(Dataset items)
►

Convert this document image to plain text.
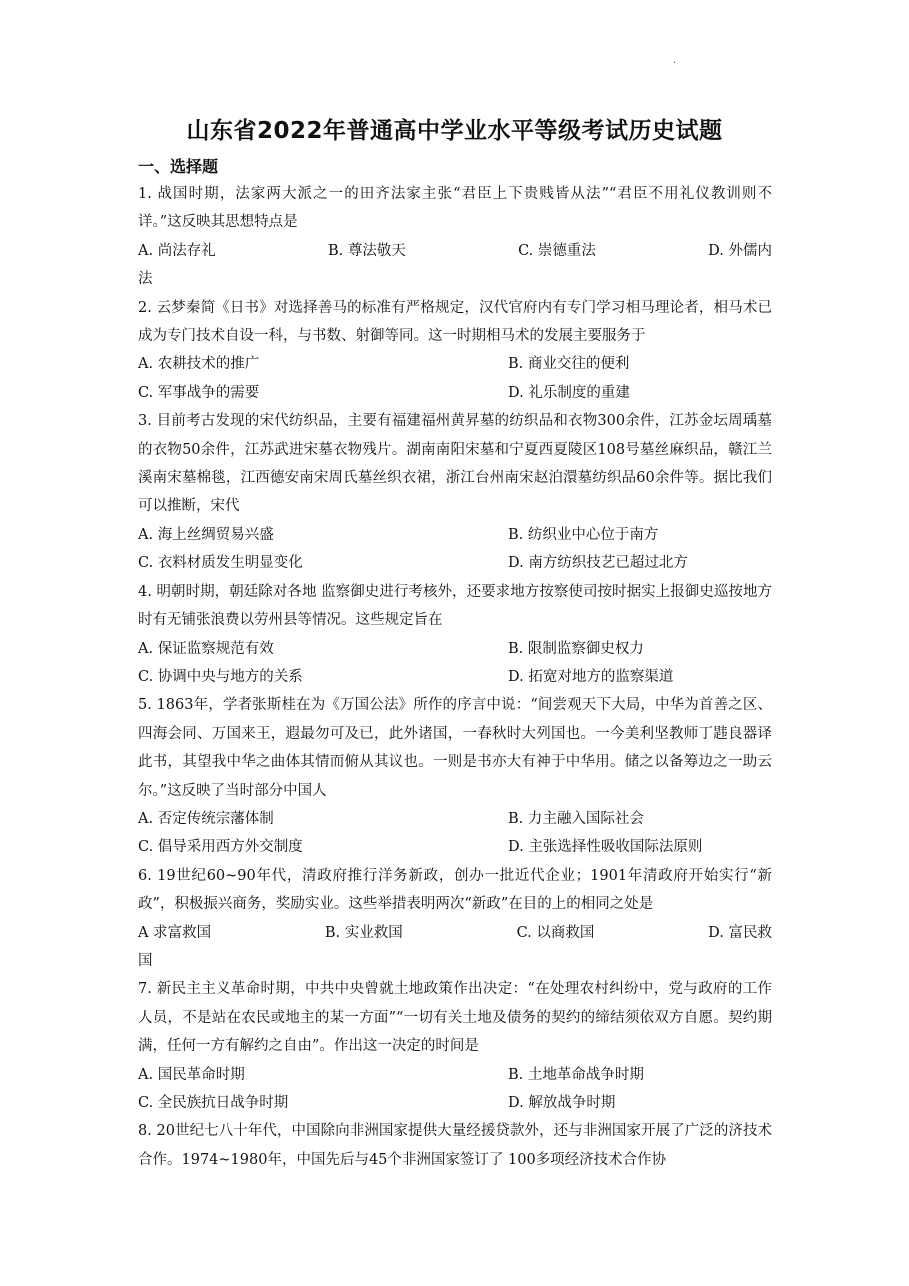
·
山东省2022年普通高中学业水平等级考试历史试题
一、选择题

1. 战国时期，法家两大派之一的田齐法家主张“君臣上下贵贱皆从法”“君臣不用礼仪教训则不详。”这反映其思想特点是

A. 尚法存礼	B. 尊法敬天	C. 崇德重法	D. 外儒内
法

2. 云梦秦简《日书》对选择善马的标准有严格规定，汉代官府内有专门学习相马理论者，相马术已成为专门技术自设一科，与书数、射御等同。这一时期相马术的发展主要服务于

A. 农耕技术的推广	B. 商业交往的便利
C. 军事战争的需要	D. 礼乐制度的重建

3. 目前考古发现的宋代纺织品，主要有福建福州黄昇墓的纺织品和衣物300余件，江苏金坛周瑀墓的衣物50余件，江苏武进宋墓衣物残片。湖南南阳宋墓和宁夏西夏陵区108号墓丝麻织品，赣江兰溪南宋墓棉毯，江西德安南宋周氏墓丝织衣裙，浙江台州南宋赵泊澴墓纺织品60余件等。据比我们可以推断，宋代

A. 海上丝绸贸易兴盛	B. 纺织业中心位于南方
C. 衣料材质发生明显变化	D. 南方纺织技艺已超过北方

4. 明朝时期，朝廷除对各地 监察御史进行考核外，还要求地方按察使司按时据实上报御史巡按地方时有无铺张浪费以劳州县等情况。这些规定旨在

A. 保证监察规范有效	B. 限制监察御史权力
C. 协调中央与地方的关系	D. 拓宽对地方的监察渠道

5. 1863年，学者张斯桂在为《万国公法》所作的序言中说：“间尝观天下大局，中华为首善之区、四海会同、万国来王，遐最勿可及已，此外诸国，一春秋时大列国也。一今美利坚教师丁韪良器译此书，其望我中华之曲体其情而俯从其议也。一则是书亦大有神于中华用。储之以备筹边之一助云尔。”这反映了当时部分中国人

A. 否定传统宗藩体制	B. 力主融入国际社会
C. 倡导采用西方外交制度	D. 主张选择性吸收国际法原则

6. 19世纪60~90年代，清政府推行洋务新政，创办一批近代企业；1901年清政府开始实行“新政”，积极振兴商务，奖励实业。这些举措表明两次“新政”在目的上的相同之处是

A 求富救国	B. 实业救国	C. 以商救国	D. 富民救
国

7. 新民主主义革命时期，中共中央曾就土地政策作出决定：“在处理农村纠纷中，党与政府的工作人员，不是站在农民或地主的某一方面”“一切有关土地及债务的契约的缔结须依双方自愿。契约期满，任何一方有解约之自由”。作出这一决定的时间是

A. 国民革命时期	B. 土地革命战争时期
C. 全民族抗日战争时期	D. 解放战争时期

8. 20世纪七八十年代，中国除向非洲国家提供大量经援贷款外，还与非洲国家开展了广泛的济技术合作。1974~1980年，中国先后与45个非洲国家签订了 100多项经济技术合作协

◄

— WRITTEN PROBLEM —
Repeat the material above in full and unchanged, minus its images.

— SOLVED EXERCISE —
Convert this document image to plain text.
·
山东省2022年普通高中学业水平等级考试历史试题
一、选择题

1. 战国时期，法家两大派之一的田齐法家主张“君臣上下贵贱皆从法”“君臣不用礼仪教训则不详。”这反映其思想特点是

A. 尚法存礼	B. 尊法敬天	C. 崇德重法	D. 外儒内
法

2. 云梦秦简《日书》对选择善马的标准有严格规定，汉代官府内有专门学习相马理论者，相马术已成为专门技术自设一科，与书数、射御等同。这一时期相马术的发展主要服务于

A. 农耕技术的推广	B. 商业交往的便利
C. 军事战争的需要	D. 礼乐制度的重建

3. 目前考古发现的宋代纺织品，主要有福建福州黄昇墓的纺织品和衣物300余件，江苏金坛周瑀墓的衣物50余件，江苏武进宋墓衣物残片。湖南南阳宋墓和宁夏西夏陵区108号墓丝麻织品，赣江兰溪南宋墓棉毯，江西德安南宋周氏墓丝织衣裙，浙江台州南宋赵泊澴墓纺织品60余件等。据比我们可以推断，宋代

A. 海上丝绸贸易兴盛	B. 纺织业中心位于南方
C. 衣料材质发生明显变化	D. 南方纺织技艺已超过北方

4. 明朝时期，朝廷除对各地 监察御史进行考核外，还要求地方按察使司按时据实上报御史巡按地方时有无铺张浪费以劳州县等情况。这些规定旨在

A. 保证监察规范有效	B. 限制监察御史权力
C. 协调中央与地方的关系	D. 拓宽对地方的监察渠道

5. 1863年，学者张斯桂在为《万国公法》所作的序言中说：“间尝观天下大局，中华为首善之区、四海会同、万国来王，遐最勿可及已，此外诸国，一春秋时大列国也。一今美利坚教师丁韪良器译此书，其望我中华之曲体其情而俯从其议也。一则是书亦大有神于中华用。储之以备筹边之一助云尔。”这反映了当时部分中国人

A. 否定传统宗藩体制	B. 力主融入国际社会
C. 倡导采用西方外交制度	D. 主张选择性吸收国际法原则

6. 19世纪60~90年代，清政府推行洋务新政，创办一批近代企业；1901年清政府开始实行“新政”，积极振兴商务，奖励实业。这些举措表明两次“新政”在目的上的相同之处是

A 求富救国	B. 实业救国	C. 以商救国	D. 富民救
国

7. 新民主主义革命时期，中共中央曾就土地政策作出决定：“在处理农村纠纷中，党与政府的工作人员，不是站在农民或地主的某一方面”“一切有关土地及债务的契约的缔结须依双方自愿。契约期满，任何一方有解约之自由”。作出这一决定的时间是

A. 国民革命时期	B. 土地革命战争时期
C. 全民族抗日战争时期	D. 解放战争时期

8. 20世纪七八十年代，中国除向非洲国家提供大量经援贷款外，还与非洲国家开展了广泛的济技术合作。1974~1980年，中国先后与45个非洲国家签订了 100多项经济技术合作协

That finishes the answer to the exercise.